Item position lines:
◇ ◇ ◇ ◇ ◇

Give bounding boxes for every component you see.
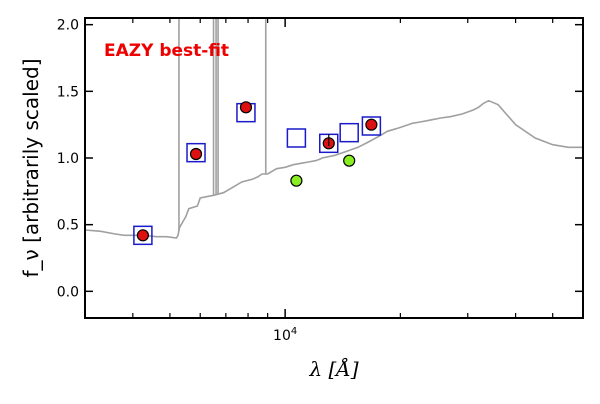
y-tick-label: 1.5 [57,84,79,100]
y-tick-label: 1.0 [57,151,79,167]
model-photometry-square [361,116,382,136]
observed-flux-point [136,229,150,242]
tick-labels-layer: 0.0 0.5 1.0 1.5 2.0 104 [57,18,298,344]
x-axis-title: λ [Å] [308,356,358,381]
model-photometry-square [133,225,153,246]
observed-flux-point [189,147,203,161]
plot-frame [84,17,584,319]
y-tick-label: 0.0 [57,284,79,300]
annotation-label: EAZY best-fit [104,41,229,61]
y-tick-label: 2.0 [57,18,79,34]
observed-flux-point [365,118,378,131]
model-spectrum-line [85,99,583,239]
x-tick-label: 104 [273,326,297,344]
model-photometry-square [286,128,307,148]
model-photometry-square [186,142,206,163]
model-photometry-square [339,122,359,143]
plot-series-layer [85,18,583,246]
secondary-flux-point [343,154,356,167]
observed-flux-point [239,101,253,114]
y-axis-title: f_ν [arbitrarily scaled] [19,59,43,278]
axis-ticks-layer [85,18,583,318]
secondary-flux-point [290,174,303,187]
y-tick-label: 0.5 [57,218,79,234]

◇ ◇ ◇ ◇ ◇

* _Stated exercise_: Copy the lines from the one with "y-tick-label: 1.5 [57,84,79,100]" to the one with "observed-flux-point [239,101,253,114]", keeping every character the same.

* _Exercise result_:
y-tick-label: 1.5 [57,84,79,100]
y-tick-label: 1.0 [57,151,79,167]
model-photometry-square [361,116,382,136]
observed-flux-point [136,229,150,242]
tick-labels-layer: 0.0 0.5 1.0 1.5 2.0 104 [57,18,298,344]
x-axis-title: λ [Å] [308,356,358,381]
model-photometry-square [133,225,153,246]
observed-flux-point [189,147,203,161]
plot-frame [84,17,584,319]
y-tick-label: 0.0 [57,284,79,300]
annotation-label: EAZY best-fit [104,41,229,61]
y-tick-label: 2.0 [57,18,79,34]
observed-flux-point [365,118,378,131]
model-spectrum-line [85,99,583,239]
x-tick-label: 104 [273,326,297,344]
model-photometry-square [286,128,307,148]
model-photometry-square [186,142,206,163]
model-photometry-square [339,122,359,143]
plot-series-layer [85,18,583,246]
secondary-flux-point [343,154,356,167]
observed-flux-point [239,101,253,114]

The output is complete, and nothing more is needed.